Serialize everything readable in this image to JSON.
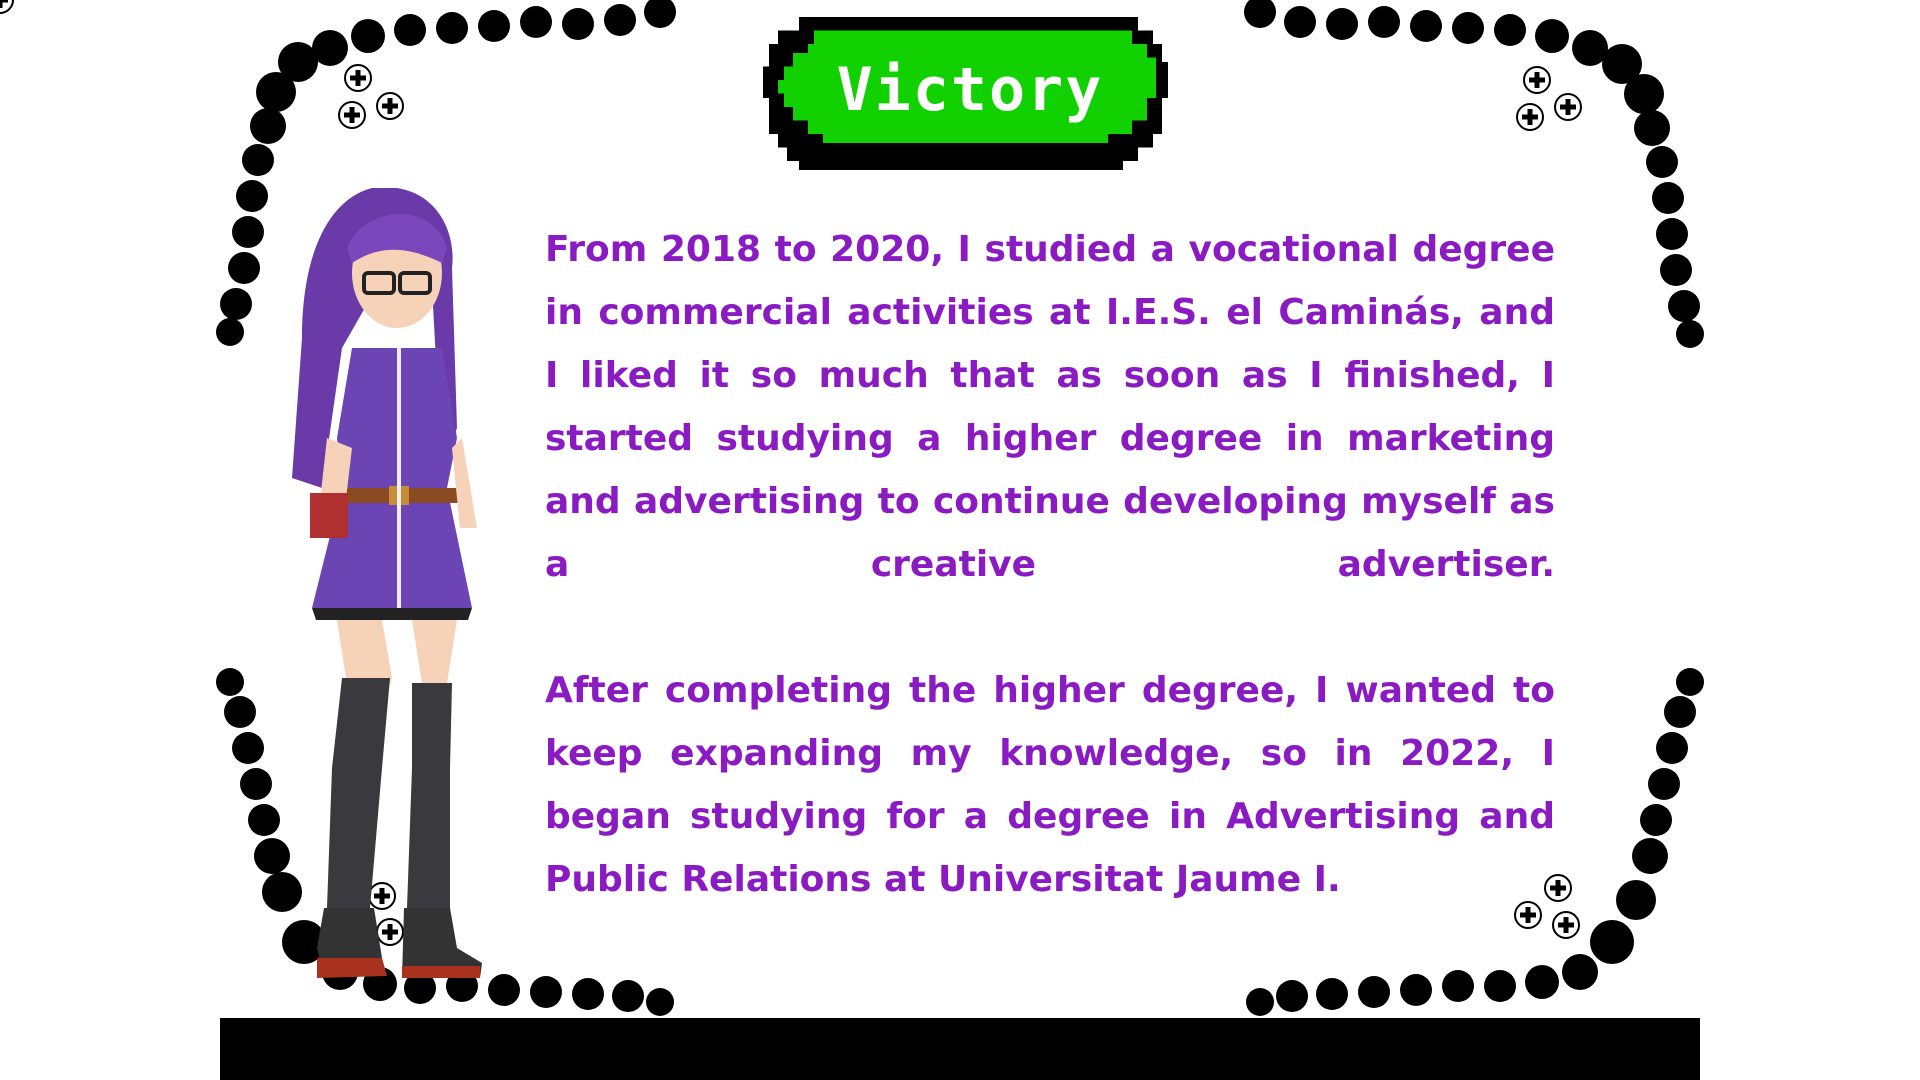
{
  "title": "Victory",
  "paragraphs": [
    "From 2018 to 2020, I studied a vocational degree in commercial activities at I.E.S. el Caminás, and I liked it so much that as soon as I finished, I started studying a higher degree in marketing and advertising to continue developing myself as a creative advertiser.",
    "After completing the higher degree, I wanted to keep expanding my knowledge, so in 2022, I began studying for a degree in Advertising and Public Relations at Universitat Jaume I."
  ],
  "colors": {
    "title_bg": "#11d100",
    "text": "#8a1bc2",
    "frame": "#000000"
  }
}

◇ ◇ ◇ ◇ ◇ ◇ ◇

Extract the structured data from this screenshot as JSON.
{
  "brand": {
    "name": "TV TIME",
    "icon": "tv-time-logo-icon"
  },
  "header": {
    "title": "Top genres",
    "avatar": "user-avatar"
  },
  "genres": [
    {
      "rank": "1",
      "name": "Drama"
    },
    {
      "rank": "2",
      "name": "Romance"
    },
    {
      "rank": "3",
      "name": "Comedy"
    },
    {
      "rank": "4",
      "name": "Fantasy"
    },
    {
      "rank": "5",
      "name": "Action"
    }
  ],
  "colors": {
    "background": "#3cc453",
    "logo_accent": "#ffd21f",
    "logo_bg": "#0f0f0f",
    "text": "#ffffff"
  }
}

◇ ◇ ◇ ◇ ◇ ◇ ◇

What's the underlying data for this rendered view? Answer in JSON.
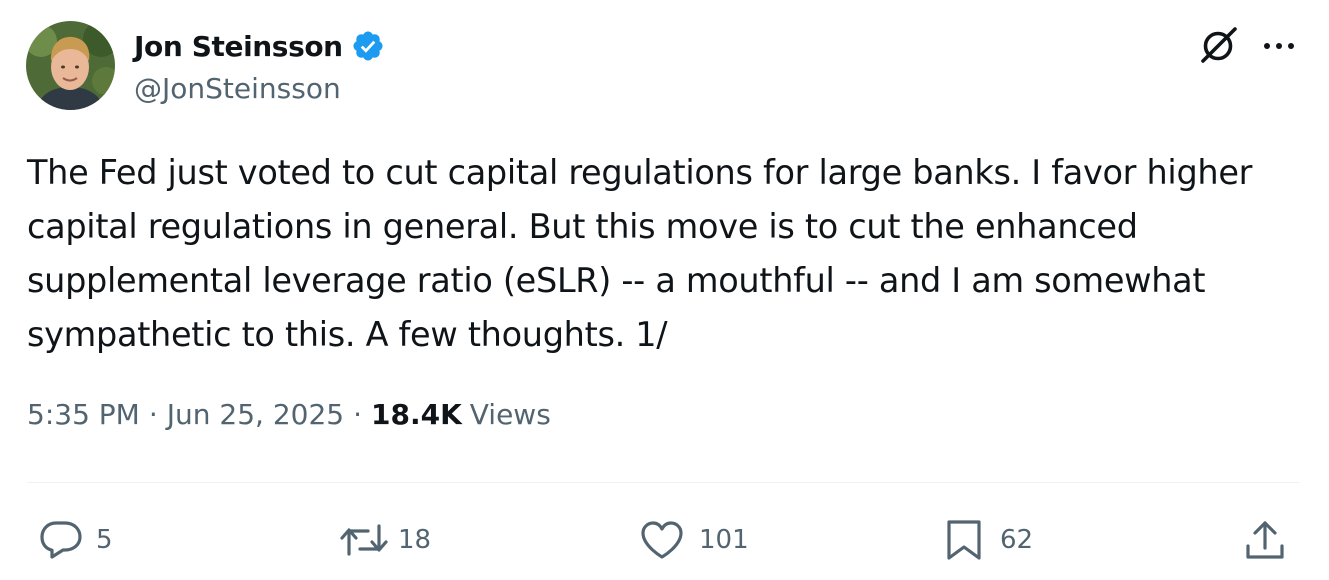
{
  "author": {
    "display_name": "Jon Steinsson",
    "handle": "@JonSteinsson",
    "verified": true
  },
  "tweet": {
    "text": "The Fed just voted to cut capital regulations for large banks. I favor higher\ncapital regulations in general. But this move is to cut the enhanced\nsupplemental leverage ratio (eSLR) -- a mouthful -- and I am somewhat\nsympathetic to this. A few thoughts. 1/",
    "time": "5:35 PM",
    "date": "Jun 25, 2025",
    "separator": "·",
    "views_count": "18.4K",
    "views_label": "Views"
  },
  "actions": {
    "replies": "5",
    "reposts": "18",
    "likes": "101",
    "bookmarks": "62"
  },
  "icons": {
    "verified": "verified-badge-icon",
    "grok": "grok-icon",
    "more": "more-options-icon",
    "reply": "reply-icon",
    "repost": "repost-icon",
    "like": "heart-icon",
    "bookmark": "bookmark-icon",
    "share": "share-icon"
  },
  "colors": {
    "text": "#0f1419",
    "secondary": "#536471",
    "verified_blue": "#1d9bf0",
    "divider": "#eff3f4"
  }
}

◇ ◇ ◇ ◇ ◇ ◇ ◇

— Job —
Identify every line above with the string "this" in it. Copy those lines.

— Full response —
Serialize everything readable in this image to JSON.
Extract the structured data from this screenshot as JSON.
What's the underlying data for this rendered view? Answer in JSON.
    "text": "The Fed just voted to cut capital regulations for large banks. I favor higher\ncapital regulations in general. But this move is to cut the enhanced\nsupplemental leverage ratio (eSLR) -- a mouthful -- and I am somewhat\nsympathetic to this. A few thoughts. 1/",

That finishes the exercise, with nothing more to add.